Set down the records once more, please, exactly and with the pictures left out.

Begin EXERCISE MATERIAL

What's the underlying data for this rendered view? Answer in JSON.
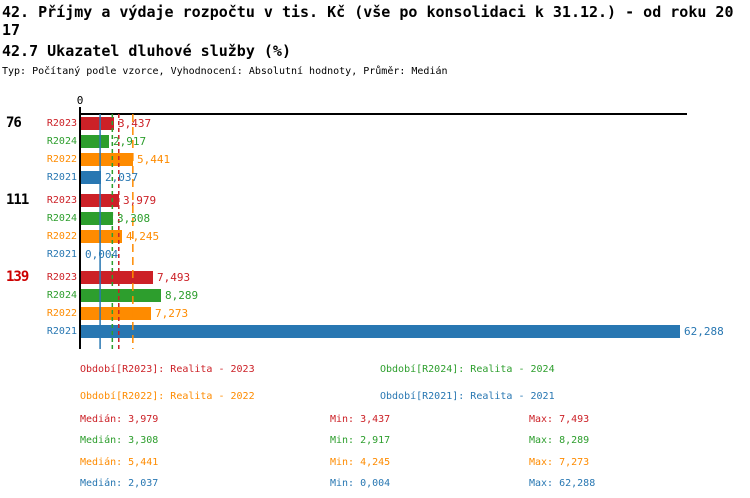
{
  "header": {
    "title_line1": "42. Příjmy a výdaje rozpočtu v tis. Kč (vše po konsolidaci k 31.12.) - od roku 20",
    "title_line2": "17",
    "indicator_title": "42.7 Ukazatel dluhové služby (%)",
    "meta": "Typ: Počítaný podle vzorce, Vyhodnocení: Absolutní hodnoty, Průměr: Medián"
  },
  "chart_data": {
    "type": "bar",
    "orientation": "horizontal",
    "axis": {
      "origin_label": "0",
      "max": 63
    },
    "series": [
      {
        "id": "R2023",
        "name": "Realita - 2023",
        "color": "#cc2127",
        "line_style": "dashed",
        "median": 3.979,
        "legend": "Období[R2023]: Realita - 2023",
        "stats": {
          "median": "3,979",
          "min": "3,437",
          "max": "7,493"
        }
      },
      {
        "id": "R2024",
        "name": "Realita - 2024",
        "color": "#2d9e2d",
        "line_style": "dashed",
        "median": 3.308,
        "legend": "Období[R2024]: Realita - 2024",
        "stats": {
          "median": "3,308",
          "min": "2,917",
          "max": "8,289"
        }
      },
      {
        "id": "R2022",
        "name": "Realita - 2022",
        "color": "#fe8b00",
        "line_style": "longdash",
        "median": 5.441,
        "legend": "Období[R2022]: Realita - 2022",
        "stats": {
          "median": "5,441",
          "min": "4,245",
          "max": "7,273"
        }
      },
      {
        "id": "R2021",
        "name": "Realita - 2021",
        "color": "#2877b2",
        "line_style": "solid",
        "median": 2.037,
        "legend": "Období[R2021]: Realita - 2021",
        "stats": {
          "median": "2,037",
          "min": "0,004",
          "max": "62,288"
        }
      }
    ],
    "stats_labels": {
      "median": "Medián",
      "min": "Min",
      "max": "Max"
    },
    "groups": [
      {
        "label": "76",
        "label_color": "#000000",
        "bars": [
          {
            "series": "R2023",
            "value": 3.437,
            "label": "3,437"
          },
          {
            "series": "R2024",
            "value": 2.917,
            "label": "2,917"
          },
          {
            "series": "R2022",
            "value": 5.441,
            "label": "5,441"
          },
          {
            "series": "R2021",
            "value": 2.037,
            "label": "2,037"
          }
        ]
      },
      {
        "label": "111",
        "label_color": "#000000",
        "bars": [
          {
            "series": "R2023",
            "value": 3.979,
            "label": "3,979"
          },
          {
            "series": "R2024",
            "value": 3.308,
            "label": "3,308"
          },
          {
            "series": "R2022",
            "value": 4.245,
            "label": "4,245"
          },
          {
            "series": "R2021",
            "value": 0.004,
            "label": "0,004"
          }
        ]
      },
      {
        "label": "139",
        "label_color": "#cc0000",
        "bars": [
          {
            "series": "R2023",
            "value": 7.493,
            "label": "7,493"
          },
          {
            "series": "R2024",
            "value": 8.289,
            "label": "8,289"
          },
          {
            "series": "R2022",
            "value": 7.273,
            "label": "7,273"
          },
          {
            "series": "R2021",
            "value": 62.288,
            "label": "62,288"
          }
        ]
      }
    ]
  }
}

End EXERCISE MATERIAL

■ **WRITTEN ANSWER**:
What's the underlying data for this rendered view? Answer in JSON.
{
  "header": {
    "title_line1": "42. Příjmy a výdaje rozpočtu v tis. Kč (vše po konsolidaci k 31.12.) - od roku 20",
    "title_line2": "17",
    "indicator_title": "42.7 Ukazatel dluhové služby (%)",
    "meta": "Typ: Počítaný podle vzorce, Vyhodnocení: Absolutní hodnoty, Průměr: Medián"
  },
  "chart_data": {
    "type": "bar",
    "orientation": "horizontal",
    "axis": {
      "origin_label": "0",
      "max": 63
    },
    "series": [
      {
        "id": "R2023",
        "name": "Realita - 2023",
        "color": "#cc2127",
        "line_style": "dashed",
        "median": 3.979,
        "legend": "Období[R2023]: Realita - 2023",
        "stats": {
          "median": "3,979",
          "min": "3,437",
          "max": "7,493"
        }
      },
      {
        "id": "R2024",
        "name": "Realita - 2024",
        "color": "#2d9e2d",
        "line_style": "dashed",
        "median": 3.308,
        "legend": "Období[R2024]: Realita - 2024",
        "stats": {
          "median": "3,308",
          "min": "2,917",
          "max": "8,289"
        }
      },
      {
        "id": "R2022",
        "name": "Realita - 2022",
        "color": "#fe8b00",
        "line_style": "longdash",
        "median": 5.441,
        "legend": "Období[R2022]: Realita - 2022",
        "stats": {
          "median": "5,441",
          "min": "4,245",
          "max": "7,273"
        }
      },
      {
        "id": "R2021",
        "name": "Realita - 2021",
        "color": "#2877b2",
        "line_style": "solid",
        "median": 2.037,
        "legend": "Období[R2021]: Realita - 2021",
        "stats": {
          "median": "2,037",
          "min": "0,004",
          "max": "62,288"
        }
      }
    ],
    "stats_labels": {
      "median": "Medián",
      "min": "Min",
      "max": "Max"
    },
    "groups": [
      {
        "label": "76",
        "label_color": "#000000",
        "bars": [
          {
            "series": "R2023",
            "value": 3.437,
            "label": "3,437"
          },
          {
            "series": "R2024",
            "value": 2.917,
            "label": "2,917"
          },
          {
            "series": "R2022",
            "value": 5.441,
            "label": "5,441"
          },
          {
            "series": "R2021",
            "value": 2.037,
            "label": "2,037"
          }
        ]
      },
      {
        "label": "111",
        "label_color": "#000000",
        "bars": [
          {
            "series": "R2023",
            "value": 3.979,
            "label": "3,979"
          },
          {
            "series": "R2024",
            "value": 3.308,
            "label": "3,308"
          },
          {
            "series": "R2022",
            "value": 4.245,
            "label": "4,245"
          },
          {
            "series": "R2021",
            "value": 0.004,
            "label": "0,004"
          }
        ]
      },
      {
        "label": "139",
        "label_color": "#cc0000",
        "bars": [
          {
            "series": "R2023",
            "value": 7.493,
            "label": "7,493"
          },
          {
            "series": "R2024",
            "value": 8.289,
            "label": "8,289"
          },
          {
            "series": "R2022",
            "value": 7.273,
            "label": "7,273"
          },
          {
            "series": "R2021",
            "value": 62.288,
            "label": "62,288"
          }
        ]
      }
    ]
  }
}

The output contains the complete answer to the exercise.